─── Raw data

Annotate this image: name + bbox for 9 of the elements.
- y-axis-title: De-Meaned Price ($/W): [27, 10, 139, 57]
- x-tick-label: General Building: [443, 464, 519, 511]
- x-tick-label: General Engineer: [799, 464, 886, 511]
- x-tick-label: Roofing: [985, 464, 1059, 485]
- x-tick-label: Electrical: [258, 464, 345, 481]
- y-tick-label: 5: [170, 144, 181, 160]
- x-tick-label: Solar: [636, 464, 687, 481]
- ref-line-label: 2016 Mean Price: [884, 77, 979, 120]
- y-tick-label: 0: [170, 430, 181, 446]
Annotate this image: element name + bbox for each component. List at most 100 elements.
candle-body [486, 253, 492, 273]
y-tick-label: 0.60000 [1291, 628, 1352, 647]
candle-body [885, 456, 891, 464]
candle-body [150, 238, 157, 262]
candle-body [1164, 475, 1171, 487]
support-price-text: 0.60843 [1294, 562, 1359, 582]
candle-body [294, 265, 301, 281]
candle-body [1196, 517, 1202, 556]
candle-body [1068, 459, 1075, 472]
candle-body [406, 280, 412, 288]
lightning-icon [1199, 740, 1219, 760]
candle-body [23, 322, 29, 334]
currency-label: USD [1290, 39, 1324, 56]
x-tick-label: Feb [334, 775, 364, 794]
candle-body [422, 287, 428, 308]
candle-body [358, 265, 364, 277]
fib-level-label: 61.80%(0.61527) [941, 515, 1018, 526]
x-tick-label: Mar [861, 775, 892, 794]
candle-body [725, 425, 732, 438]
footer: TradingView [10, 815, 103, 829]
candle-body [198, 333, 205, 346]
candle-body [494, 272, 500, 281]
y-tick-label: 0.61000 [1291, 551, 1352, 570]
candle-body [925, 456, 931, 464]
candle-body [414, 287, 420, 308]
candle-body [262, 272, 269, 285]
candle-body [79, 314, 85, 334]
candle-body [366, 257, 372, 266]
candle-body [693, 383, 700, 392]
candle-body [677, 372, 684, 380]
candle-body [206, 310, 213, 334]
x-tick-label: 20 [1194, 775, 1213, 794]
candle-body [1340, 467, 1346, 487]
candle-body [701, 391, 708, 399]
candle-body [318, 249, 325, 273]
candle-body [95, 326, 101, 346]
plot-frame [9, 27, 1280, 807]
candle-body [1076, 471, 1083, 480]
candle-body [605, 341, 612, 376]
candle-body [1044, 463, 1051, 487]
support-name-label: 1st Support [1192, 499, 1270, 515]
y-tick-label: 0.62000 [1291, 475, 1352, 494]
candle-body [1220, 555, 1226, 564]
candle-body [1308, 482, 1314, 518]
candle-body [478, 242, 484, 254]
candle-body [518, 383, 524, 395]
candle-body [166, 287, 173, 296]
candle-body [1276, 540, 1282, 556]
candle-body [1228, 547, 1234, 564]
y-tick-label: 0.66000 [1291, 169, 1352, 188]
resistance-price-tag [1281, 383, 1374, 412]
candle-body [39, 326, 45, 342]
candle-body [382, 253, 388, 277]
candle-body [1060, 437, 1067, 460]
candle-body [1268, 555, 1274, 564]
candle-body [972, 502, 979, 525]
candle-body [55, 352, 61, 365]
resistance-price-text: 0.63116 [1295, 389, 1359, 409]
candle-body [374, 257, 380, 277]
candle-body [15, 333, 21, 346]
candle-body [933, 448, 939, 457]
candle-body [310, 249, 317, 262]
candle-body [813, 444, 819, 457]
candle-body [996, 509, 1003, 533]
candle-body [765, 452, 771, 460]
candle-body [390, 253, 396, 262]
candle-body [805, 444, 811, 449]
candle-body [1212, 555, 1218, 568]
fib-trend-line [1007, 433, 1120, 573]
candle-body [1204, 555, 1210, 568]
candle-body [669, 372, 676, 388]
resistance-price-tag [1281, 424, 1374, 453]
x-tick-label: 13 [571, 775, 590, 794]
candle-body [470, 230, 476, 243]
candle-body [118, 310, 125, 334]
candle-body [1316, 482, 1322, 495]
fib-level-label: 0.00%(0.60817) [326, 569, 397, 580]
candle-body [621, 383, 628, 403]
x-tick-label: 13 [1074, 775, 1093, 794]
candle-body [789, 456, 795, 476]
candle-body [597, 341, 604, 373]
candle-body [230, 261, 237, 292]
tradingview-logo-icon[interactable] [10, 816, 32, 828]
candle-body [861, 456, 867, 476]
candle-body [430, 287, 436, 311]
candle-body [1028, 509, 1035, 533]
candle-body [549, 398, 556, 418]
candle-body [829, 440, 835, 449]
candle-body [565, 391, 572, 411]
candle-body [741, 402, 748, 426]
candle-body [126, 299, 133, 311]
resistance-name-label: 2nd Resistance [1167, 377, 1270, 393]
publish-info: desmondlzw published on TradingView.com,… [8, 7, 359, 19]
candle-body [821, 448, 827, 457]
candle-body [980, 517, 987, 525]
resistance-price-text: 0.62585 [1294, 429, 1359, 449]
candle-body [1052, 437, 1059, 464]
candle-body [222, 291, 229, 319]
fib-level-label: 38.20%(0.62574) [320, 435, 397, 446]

──────

- [Task to complete] Find every line above that contains the string "level", matching case exactly, and copy each of those lines in full.

- [Completed exercise]
fib-level-label: 61.80%(0.61527) [941, 515, 1018, 526]
fib-level-label: 0.00%(0.60817) [326, 569, 397, 580]
fib-level-label: 38.20%(0.62574) [320, 435, 397, 446]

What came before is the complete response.